— BEGIN Supplied information —

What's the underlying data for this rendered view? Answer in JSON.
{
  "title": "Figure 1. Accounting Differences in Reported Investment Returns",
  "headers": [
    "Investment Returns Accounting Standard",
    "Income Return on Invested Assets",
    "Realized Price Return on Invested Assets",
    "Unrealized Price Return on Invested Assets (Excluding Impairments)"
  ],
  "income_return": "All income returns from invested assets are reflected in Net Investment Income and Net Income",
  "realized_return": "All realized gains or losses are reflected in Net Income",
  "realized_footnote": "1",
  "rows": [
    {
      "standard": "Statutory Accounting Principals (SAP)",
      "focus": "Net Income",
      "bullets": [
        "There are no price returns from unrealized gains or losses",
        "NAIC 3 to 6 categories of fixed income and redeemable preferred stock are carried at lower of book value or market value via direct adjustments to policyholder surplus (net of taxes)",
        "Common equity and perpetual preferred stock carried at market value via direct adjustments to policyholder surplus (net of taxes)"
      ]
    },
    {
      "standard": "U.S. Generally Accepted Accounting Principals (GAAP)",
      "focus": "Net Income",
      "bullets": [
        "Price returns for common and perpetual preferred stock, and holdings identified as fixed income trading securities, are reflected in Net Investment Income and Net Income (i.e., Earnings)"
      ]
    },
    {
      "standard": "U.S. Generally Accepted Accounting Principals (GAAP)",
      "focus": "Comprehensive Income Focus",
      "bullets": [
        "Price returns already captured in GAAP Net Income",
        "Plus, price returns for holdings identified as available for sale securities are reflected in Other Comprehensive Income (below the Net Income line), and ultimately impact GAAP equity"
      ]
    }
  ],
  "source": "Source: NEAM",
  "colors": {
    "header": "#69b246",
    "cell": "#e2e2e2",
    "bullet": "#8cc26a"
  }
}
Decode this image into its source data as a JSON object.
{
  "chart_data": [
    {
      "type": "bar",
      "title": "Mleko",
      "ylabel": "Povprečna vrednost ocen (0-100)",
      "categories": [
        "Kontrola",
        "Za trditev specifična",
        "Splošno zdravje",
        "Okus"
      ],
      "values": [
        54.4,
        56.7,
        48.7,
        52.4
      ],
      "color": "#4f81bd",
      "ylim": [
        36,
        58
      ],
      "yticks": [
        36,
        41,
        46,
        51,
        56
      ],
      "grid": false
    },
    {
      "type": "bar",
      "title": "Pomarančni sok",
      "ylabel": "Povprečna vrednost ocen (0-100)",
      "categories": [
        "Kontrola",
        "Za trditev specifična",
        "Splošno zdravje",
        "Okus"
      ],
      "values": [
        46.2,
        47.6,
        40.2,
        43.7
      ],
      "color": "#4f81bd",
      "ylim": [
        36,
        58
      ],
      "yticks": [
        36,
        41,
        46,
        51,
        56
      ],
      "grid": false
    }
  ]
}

— END Supplied information —

-- What the task requires --
Every line of the data above should be reproduced word for word.

-- Task output --
What's the underlying data for this rendered view? Answer in JSON.
{
  "title": "Figure 1. Accounting Differences in Reported Investment Returns",
  "headers": [
    "Investment Returns Accounting Standard",
    "Income Return on Invested Assets",
    "Realized Price Return on Invested Assets",
    "Unrealized Price Return on Invested Assets (Excluding Impairments)"
  ],
  "income_return": "All income returns from invested assets are reflected in Net Investment Income and Net Income",
  "realized_return": "All realized gains or losses are reflected in Net Income",
  "realized_footnote": "1",
  "rows": [
    {
      "standard": "Statutory Accounting Principals (SAP)",
      "focus": "Net Income",
      "bullets": [
        "There are no price returns from unrealized gains or losses",
        "NAIC 3 to 6 categories of fixed income and redeemable preferred stock are carried at lower of book value or market value via direct adjustments to policyholder surplus (net of taxes)",
        "Common equity and perpetual preferred stock carried at market value via direct adjustments to policyholder surplus (net of taxes)"
      ]
    },
    {
      "standard": "U.S. Generally Accepted Accounting Principals (GAAP)",
      "focus": "Net Income",
      "bullets": [
        "Price returns for common and perpetual preferred stock, and holdings identified as fixed income trading securities, are reflected in Net Investment Income and Net Income (i.e., Earnings)"
      ]
    },
    {
      "standard": "U.S. Generally Accepted Accounting Principals (GAAP)",
      "focus": "Comprehensive Income Focus",
      "bullets": [
        "Price returns already captured in GAAP Net Income",
        "Plus, price returns for holdings identified as available for sale securities are reflected in Other Comprehensive Income (below the Net Income line), and ultimately impact GAAP equity"
      ]
    }
  ],
  "source": "Source: NEAM",
  "colors": {
    "header": "#69b246",
    "cell": "#e2e2e2",
    "bullet": "#8cc26a"
  }
}
Decode this image into its source data as a JSON object.
{
  "chart_data": [
    {
      "type": "bar",
      "title": "Mleko",
      "ylabel": "Povprečna vrednost ocen (0-100)",
      "categories": [
        "Kontrola",
        "Za trditev specifična",
        "Splošno zdravje",
        "Okus"
      ],
      "values": [
        54.4,
        56.7,
        48.7,
        52.4
      ],
      "color": "#4f81bd",
      "ylim": [
        36,
        58
      ],
      "yticks": [
        36,
        41,
        46,
        51,
        56
      ],
      "grid": false
    },
    {
      "type": "bar",
      "title": "Pomarančni sok",
      "ylabel": "Povprečna vrednost ocen (0-100)",
      "categories": [
        "Kontrola",
        "Za trditev specifična",
        "Splošno zdravje",
        "Okus"
      ],
      "values": [
        46.2,
        47.6,
        40.2,
        43.7
      ],
      "color": "#4f81bd",
      "ylim": [
        36,
        58
      ],
      "yticks": [
        36,
        41,
        46,
        51,
        56
      ],
      "grid": false
    }
  ]
}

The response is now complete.